[[ Source extract open ]]
Re: Do you accept that Voyager "killed" the Borg as a major Trek enemy

There's also one problem with creating a villain which seems to be invincible. You have to come up with some extraordinary, something almost ridiculous to beat them.


"Sleep."

TNG defanged them the minute they put them to sleep.
 
Re: Do you accept that Voyager "killed" the Borg as a major Trek enemy

There's also one problem with creating a villain which seems to be invincible. You have to come up with some extraordinary, something almost ridiculous to beat them.
"Sleep."

TNG defanged them the minute they put them to sleep.

What the heck was that anyway? You can stop a group of cyborgs who, technically, don't need sleep by putting them to sleep? The whole collective? You can tap into the whole collective mind and just put them to sleep?

So... why didn't you tap into the whole collective mind, put them to sleep, find their weakest point, and destroy them?
 
Re: Do you accept that Voyager "killed" the Borg as a major Trek enemy

Data made the Collective onboard the single Cube think that it was time to regenerate and thus all the Borg on the ship went into their recharge alcoves. Since it wasn't, they instead overloaded their bodies while simultaneously draining the ship of all power and maintenance. They all exploded while the ship was too drained to repair itself leading to a massive self-destruct.

OR

The Greater Collective outside the ship realized what happened but couldn't revive the Borg onboard so they blew it up to keep the ship out of Fed hands.

Why didn't Data do it to all the Borg everywhere? Because that Cube was the only one in the vicinity, and the Borg DO adapt. They probably protected the "Sleep" command next time.
 
Re: Do you accept that Voyager "killed" the Borg as a major Trek enemy

Well, to be fair Worf and Data were only able to get onboard because they got past the Borg anti-teleporting field thing due to their battle with the ENT-D.

As for torpedos, seeing how the Phasers and torpedoes were ineffective after the first barrage, detonating one inside the ship probably wouldn't do anything since the ship is decentralized and the auto-repair would've been calibrated to repair photon damage REALLY fast.

On a Cube of over a thousand drones, they can defend the ship and stop Worf & Data? They didn't act they way on Voyager. They were firing on Voyager & assimilating Janeway and her team in "Unimatrix Zero". They couldn't stop Worf & Data from taking Locutus? They went through all the effort to get him and just let him go?


As far a a torpedo on a Borg vessel, "Dark Frontier" showed it's possable and that the Borg didn't know that tactic. Nobody in the DQ (but maybe the Voth) have the technology to go on the offensive against the Borg. It's probably why they're easy to beat to Janeway. Nobody has ever taken the fight to their door. They're not used to defending themselves, they've always been on the offensive.
 
Re: Do you accept that Voyager "killed" the Borg as a major Trek enemy

Read an old interview in Star Trek: The Magazine where Ron Moore admits to ruining the Borg.
[[ Source extract closed ]]
[[ Provided material open ]]
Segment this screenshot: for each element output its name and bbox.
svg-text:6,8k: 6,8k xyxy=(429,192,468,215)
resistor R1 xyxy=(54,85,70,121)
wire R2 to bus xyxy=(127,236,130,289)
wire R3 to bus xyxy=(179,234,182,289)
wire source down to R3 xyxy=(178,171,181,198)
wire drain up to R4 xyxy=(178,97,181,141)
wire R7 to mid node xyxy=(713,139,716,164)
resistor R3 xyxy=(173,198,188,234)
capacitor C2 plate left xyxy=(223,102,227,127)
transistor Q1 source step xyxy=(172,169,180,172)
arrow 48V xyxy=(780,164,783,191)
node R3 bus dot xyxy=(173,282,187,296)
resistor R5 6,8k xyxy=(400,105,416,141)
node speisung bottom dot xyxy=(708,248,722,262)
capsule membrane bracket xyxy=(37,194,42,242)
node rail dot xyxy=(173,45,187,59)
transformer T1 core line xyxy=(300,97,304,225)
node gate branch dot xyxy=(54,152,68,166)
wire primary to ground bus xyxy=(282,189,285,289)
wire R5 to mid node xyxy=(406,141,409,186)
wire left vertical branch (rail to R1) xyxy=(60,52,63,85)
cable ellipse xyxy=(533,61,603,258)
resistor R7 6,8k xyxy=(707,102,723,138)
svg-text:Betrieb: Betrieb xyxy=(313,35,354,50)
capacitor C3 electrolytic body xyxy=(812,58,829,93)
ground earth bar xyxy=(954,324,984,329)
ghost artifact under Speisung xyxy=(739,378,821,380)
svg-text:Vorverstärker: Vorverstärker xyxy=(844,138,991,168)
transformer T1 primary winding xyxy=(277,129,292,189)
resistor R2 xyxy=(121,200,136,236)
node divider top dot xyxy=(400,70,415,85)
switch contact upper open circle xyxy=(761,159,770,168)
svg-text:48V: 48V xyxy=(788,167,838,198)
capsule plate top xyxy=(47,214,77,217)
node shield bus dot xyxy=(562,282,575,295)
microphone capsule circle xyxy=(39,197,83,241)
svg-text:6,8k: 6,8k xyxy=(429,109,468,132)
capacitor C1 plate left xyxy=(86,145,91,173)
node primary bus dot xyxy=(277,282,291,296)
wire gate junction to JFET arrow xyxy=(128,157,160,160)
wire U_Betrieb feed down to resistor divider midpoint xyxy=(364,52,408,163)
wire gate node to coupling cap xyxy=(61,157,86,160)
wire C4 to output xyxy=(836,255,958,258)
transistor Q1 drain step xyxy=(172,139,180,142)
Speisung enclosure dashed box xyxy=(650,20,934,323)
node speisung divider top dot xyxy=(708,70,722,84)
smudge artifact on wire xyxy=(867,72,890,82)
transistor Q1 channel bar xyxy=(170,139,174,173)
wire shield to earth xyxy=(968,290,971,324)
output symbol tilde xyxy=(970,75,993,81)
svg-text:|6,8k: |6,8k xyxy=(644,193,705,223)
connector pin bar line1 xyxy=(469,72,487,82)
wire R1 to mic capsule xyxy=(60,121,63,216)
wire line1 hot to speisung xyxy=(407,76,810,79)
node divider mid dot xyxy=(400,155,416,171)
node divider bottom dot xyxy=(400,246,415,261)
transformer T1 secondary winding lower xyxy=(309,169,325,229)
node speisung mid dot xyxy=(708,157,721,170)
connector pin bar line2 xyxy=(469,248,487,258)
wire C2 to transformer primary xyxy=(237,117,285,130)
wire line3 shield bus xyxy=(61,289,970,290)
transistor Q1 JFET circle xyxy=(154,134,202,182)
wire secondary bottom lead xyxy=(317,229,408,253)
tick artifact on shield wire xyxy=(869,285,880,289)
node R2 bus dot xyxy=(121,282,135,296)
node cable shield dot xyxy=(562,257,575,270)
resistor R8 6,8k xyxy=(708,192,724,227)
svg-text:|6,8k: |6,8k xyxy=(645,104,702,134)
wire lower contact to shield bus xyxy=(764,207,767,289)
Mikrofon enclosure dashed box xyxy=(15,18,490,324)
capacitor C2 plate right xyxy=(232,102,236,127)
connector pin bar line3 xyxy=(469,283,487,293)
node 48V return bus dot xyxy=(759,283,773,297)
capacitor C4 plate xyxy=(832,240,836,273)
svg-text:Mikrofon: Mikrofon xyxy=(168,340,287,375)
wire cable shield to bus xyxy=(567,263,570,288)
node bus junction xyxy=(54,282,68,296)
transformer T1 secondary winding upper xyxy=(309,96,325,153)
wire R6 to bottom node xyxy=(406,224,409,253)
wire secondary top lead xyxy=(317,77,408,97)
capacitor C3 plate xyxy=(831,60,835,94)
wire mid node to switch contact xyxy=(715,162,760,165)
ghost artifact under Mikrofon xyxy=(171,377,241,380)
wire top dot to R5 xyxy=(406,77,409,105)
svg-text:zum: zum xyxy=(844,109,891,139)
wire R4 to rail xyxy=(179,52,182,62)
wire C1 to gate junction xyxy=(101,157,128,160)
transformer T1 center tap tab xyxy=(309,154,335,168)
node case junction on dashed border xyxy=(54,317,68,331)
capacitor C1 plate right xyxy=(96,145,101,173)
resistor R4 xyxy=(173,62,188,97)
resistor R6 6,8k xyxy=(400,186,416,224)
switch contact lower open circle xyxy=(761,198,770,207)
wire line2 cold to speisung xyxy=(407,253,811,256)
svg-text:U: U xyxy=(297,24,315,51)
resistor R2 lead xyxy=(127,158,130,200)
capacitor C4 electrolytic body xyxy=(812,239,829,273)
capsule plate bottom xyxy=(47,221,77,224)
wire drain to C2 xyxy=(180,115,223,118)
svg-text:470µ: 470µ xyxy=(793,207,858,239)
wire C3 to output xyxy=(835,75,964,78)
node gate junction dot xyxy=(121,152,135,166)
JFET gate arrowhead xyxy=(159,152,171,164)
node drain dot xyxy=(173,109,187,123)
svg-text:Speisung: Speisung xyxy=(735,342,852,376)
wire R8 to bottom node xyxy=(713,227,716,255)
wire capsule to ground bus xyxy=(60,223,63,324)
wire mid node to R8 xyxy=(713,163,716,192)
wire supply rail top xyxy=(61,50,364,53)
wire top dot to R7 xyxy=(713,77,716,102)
[[ Provided material closed ]]
Requirement 1: Translate this sentence from the forum thread about Voyager and the Borg into Spanish: "Nobody has ever taken the fight to their door."
Requirement 2: Supply what comes next in the forum thread about Voyager and the Borg, picking up after its final sentence.
The records have no role in this work.

Exercise answer 1: Nadie ha llevado nunca la lucha hasta su puerta.

Exercise answer 2:
He was helping with the script for First Contact, and the Borg just weren't working as movie villains, and then he figured out how to fix that. But he had mixed feelings, because while he had saved the movie, he had ruined the Borg in the process. He did it by giving them a queen.


Thank you... that's just what I said. TNG ruined the Borg.

And no one would've really minded it if they had been ruined by TNG, because they were TNG's creation as well. ike how no one minded when DS9 removed the Dominion's major advantages because they were DS9's creation.

If VOY had been allowed to keep one of their own creations as the major enemy, and then eventually defanged THEM there wouldn't be hardly as many PO'ed folk.

Funny how no one minded the Peacekeepers chasing Moya in Farscape or the Cylons chasing the Galactica, but they can't stand the idea of VOY having an enemy they have to face all throughout THEIR show.

EDIT: The "beam a torpedo" tactic worked because it was a tiny Probe ship and not a Massive Cube.
 
Re: Do you accept that Voyager "killed" the Borg as a major Trek enemy

Read an old interview in Star Trek: The Magazine where Ron Moore admits to ruining the Borg.
He was helping with the script for First Contact, and the Borg just weren't working as movie villains, and then he figured out how to fix that. But he had mixed feelings, because while he had saved the movie, he had ruined the Borg in the process. He did it by giving them a queen.


Thank you... that's just what I said. TNG ruined the Borg.

And no one would've really minded it if they had been ruined by TNG, because they were TNG's creation as well. ike how no one minded when DS9 removed the Dominion's major advantages because they were DS9's creation.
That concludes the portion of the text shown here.